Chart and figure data
## start
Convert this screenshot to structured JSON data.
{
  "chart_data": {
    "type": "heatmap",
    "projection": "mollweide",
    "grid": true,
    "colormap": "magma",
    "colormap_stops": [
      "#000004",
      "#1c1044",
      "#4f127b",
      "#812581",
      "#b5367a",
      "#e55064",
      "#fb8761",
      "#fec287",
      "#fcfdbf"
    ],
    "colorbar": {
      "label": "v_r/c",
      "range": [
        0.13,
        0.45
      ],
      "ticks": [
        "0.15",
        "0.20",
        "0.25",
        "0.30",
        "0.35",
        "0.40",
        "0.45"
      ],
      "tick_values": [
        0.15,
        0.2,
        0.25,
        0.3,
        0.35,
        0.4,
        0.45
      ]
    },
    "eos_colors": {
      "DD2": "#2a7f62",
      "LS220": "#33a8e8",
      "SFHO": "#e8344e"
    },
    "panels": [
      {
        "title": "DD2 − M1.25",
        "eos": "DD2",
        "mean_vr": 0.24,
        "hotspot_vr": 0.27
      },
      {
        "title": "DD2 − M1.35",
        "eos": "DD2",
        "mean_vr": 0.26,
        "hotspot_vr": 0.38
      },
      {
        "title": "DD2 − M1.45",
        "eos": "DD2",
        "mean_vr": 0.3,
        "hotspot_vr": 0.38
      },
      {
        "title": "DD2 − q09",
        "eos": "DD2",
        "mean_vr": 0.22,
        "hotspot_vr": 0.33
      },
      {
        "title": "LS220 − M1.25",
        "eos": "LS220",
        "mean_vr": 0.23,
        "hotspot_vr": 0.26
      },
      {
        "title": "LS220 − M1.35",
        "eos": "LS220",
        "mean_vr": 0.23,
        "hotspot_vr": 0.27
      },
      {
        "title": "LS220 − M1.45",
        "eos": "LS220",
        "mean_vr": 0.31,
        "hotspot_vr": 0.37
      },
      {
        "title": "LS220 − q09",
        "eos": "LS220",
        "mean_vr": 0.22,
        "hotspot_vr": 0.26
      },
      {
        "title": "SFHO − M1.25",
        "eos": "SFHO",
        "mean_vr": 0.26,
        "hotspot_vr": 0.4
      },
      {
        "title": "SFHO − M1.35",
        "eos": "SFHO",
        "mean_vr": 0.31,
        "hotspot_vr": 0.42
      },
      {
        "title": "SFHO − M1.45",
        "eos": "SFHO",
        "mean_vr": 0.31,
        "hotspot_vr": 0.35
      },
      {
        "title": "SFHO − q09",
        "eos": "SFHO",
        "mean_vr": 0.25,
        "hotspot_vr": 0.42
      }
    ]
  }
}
## end
What is expected: Reproduce the data, keeping every line exactly the same.

Solution for this problem:
Convert this screenshot to structured JSON data.
{
  "chart_data": {
    "type": "heatmap",
    "projection": "mollweide",
    "grid": true,
    "colormap": "magma",
    "colormap_stops": [
      "#000004",
      "#1c1044",
      "#4f127b",
      "#812581",
      "#b5367a",
      "#e55064",
      "#fb8761",
      "#fec287",
      "#fcfdbf"
    ],
    "colorbar": {
      "label": "v_r/c",
      "range": [
        0.13,
        0.45
      ],
      "ticks": [
        "0.15",
        "0.20",
        "0.25",
        "0.30",
        "0.35",
        "0.40",
        "0.45"
      ],
      "tick_values": [
        0.15,
        0.2,
        0.25,
        0.3,
        0.35,
        0.4,
        0.45
      ]
    },
    "eos_colors": {
      "DD2": "#2a7f62",
      "LS220": "#33a8e8",
      "SFHO": "#e8344e"
    },
    "panels": [
      {
        "title": "DD2 − M1.25",
        "eos": "DD2",
        "mean_vr": 0.24,
        "hotspot_vr": 0.27
      },
      {
        "title": "DD2 − M1.35",
        "eos": "DD2",
        "mean_vr": 0.26,
        "hotspot_vr": 0.38
      },
      {
        "title": "DD2 − M1.45",
        "eos": "DD2",
        "mean_vr": 0.3,
        "hotspot_vr": 0.38
      },
      {
        "title": "DD2 − q09",
        "eos": "DD2",
        "mean_vr": 0.22,
        "hotspot_vr": 0.33
      },
      {
        "title": "LS220 − M1.25",
        "eos": "LS220",
        "mean_vr": 0.23,
        "hotspot_vr": 0.26
      },
      {
        "title": "LS220 − M1.35",
        "eos": "LS220",
        "mean_vr": 0.23,
        "hotspot_vr": 0.27
      },
      {
        "title": "LS220 − M1.45",
        "eos": "LS220",
        "mean_vr": 0.31,
        "hotspot_vr": 0.37
      },
      {
        "title": "LS220 − q09",
        "eos": "LS220",
        "mean_vr": 0.22,
        "hotspot_vr": 0.26
      },
      {
        "title": "SFHO − M1.25",
        "eos": "SFHO",
        "mean_vr": 0.26,
        "hotspot_vr": 0.4
      },
      {
        "title": "SFHO − M1.35",
        "eos": "SFHO",
        "mean_vr": 0.31,
        "hotspot_vr": 0.42
      },
      {
        "title": "SFHO − M1.45",
        "eos": "SFHO",
        "mean_vr": 0.31,
        "hotspot_vr": 0.35
      },
      {
        "title": "SFHO − q09",
        "eos": "SFHO",
        "mean_vr": 0.25,
        "hotspot_vr": 0.42
      }
    ]
  }
}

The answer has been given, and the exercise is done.